- _Aim of the exercise_
In full and without alteration, repeat the material.

-------

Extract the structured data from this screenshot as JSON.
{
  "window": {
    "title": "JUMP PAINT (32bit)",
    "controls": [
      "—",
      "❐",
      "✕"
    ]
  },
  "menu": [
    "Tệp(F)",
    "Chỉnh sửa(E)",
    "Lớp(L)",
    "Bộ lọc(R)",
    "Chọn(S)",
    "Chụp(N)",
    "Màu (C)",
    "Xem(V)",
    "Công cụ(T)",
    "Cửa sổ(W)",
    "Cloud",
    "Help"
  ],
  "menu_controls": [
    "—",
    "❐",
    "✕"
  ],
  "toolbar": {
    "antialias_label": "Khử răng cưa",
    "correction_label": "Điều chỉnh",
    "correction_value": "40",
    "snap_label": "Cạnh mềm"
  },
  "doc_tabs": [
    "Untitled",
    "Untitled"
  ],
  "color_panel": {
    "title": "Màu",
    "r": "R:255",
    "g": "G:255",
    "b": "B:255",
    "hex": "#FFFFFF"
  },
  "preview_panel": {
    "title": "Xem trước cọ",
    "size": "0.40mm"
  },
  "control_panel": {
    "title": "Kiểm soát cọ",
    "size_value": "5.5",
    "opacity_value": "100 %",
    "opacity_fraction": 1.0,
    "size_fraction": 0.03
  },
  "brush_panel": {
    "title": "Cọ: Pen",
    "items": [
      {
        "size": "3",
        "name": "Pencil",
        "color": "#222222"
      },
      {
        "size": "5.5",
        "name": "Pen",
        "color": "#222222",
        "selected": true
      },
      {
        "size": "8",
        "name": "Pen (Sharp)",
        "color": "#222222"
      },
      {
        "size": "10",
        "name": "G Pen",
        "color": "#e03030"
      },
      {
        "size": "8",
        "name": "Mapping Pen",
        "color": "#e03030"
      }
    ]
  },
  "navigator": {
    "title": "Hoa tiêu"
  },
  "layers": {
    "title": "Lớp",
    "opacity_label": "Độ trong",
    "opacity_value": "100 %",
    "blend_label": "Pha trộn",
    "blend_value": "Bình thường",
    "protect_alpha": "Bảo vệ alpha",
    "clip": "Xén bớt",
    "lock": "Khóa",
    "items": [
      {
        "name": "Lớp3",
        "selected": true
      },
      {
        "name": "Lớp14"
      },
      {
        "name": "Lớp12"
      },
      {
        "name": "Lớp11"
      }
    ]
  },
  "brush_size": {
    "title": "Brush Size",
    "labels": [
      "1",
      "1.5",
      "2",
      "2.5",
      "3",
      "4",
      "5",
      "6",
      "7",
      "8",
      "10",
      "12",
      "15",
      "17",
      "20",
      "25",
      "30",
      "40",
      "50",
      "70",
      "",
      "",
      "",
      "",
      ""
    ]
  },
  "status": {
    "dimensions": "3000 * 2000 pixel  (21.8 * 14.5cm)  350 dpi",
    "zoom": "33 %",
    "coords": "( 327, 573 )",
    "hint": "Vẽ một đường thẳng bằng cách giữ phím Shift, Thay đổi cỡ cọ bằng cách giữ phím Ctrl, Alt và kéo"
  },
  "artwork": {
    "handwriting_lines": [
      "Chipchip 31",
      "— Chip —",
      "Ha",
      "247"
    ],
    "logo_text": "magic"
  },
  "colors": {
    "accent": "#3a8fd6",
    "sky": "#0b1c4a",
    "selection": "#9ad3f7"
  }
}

-------

- _Result below_
Extract the structured data from this screenshot as JSON.
{
  "window": {
    "title": "JUMP PAINT (32bit)",
    "controls": [
      "—",
      "❐",
      "✕"
    ]
  },
  "menu": [
    "Tệp(F)",
    "Chỉnh sửa(E)",
    "Lớp(L)",
    "Bộ lọc(R)",
    "Chọn(S)",
    "Chụp(N)",
    "Màu (C)",
    "Xem(V)",
    "Công cụ(T)",
    "Cửa sổ(W)",
    "Cloud",
    "Help"
  ],
  "menu_controls": [
    "—",
    "❐",
    "✕"
  ],
  "toolbar": {
    "antialias_label": "Khử răng cưa",
    "correction_label": "Điều chỉnh",
    "correction_value": "40",
    "snap_label": "Cạnh mềm"
  },
  "doc_tabs": [
    "Untitled",
    "Untitled"
  ],
  "color_panel": {
    "title": "Màu",
    "r": "R:255",
    "g": "G:255",
    "b": "B:255",
    "hex": "#FFFFFF"
  },
  "preview_panel": {
    "title": "Xem trước cọ",
    "size": "0.40mm"
  },
  "control_panel": {
    "title": "Kiểm soát cọ",
    "size_value": "5.5",
    "opacity_value": "100 %",
    "opacity_fraction": 1.0,
    "size_fraction": 0.03
  },
  "brush_panel": {
    "title": "Cọ: Pen",
    "items": [
      {
        "size": "3",
        "name": "Pencil",
        "color": "#222222"
      },
      {
        "size": "5.5",
        "name": "Pen",
        "color": "#222222",
        "selected": true
      },
      {
        "size": "8",
        "name": "Pen (Sharp)",
        "color": "#222222"
      },
      {
        "size": "10",
        "name": "G Pen",
        "color": "#e03030"
      },
      {
        "size": "8",
        "name": "Mapping Pen",
        "color": "#e03030"
      }
    ]
  },
  "navigator": {
    "title": "Hoa tiêu"
  },
  "layers": {
    "title": "Lớp",
    "opacity_label": "Độ trong",
    "opacity_value": "100 %",
    "blend_label": "Pha trộn",
    "blend_value": "Bình thường",
    "protect_alpha": "Bảo vệ alpha",
    "clip": "Xén bớt",
    "lock": "Khóa",
    "items": [
      {
        "name": "Lớp3",
        "selected": true
      },
      {
        "name": "Lớp14"
      },
      {
        "name": "Lớp12"
      },
      {
        "name": "Lớp11"
      }
    ]
  },
  "brush_size": {
    "title": "Brush Size",
    "labels": [
      "1",
      "1.5",
      "2",
      "2.5",
      "3",
      "4",
      "5",
      "6",
      "7",
      "8",
      "10",
      "12",
      "15",
      "17",
      "20",
      "25",
      "30",
      "40",
      "50",
      "70",
      "",
      "",
      "",
      "",
      ""
    ]
  },
  "status": {
    "dimensions": "3000 * 2000 pixel  (21.8 * 14.5cm)  350 dpi",
    "zoom": "33 %",
    "coords": "( 327, 573 )",
    "hint": "Vẽ một đường thẳng bằng cách giữ phím Shift, Thay đổi cỡ cọ bằng cách giữ phím Ctrl, Alt và kéo"
  },
  "artwork": {
    "handwriting_lines": [
      "Chipchip 31",
      "— Chip —",
      "Ha",
      "247"
    ],
    "logo_text": "magic"
  },
  "colors": {
    "accent": "#3a8fd6",
    "sky": "#0b1c4a",
    "selection": "#9ad3f7"
  }
}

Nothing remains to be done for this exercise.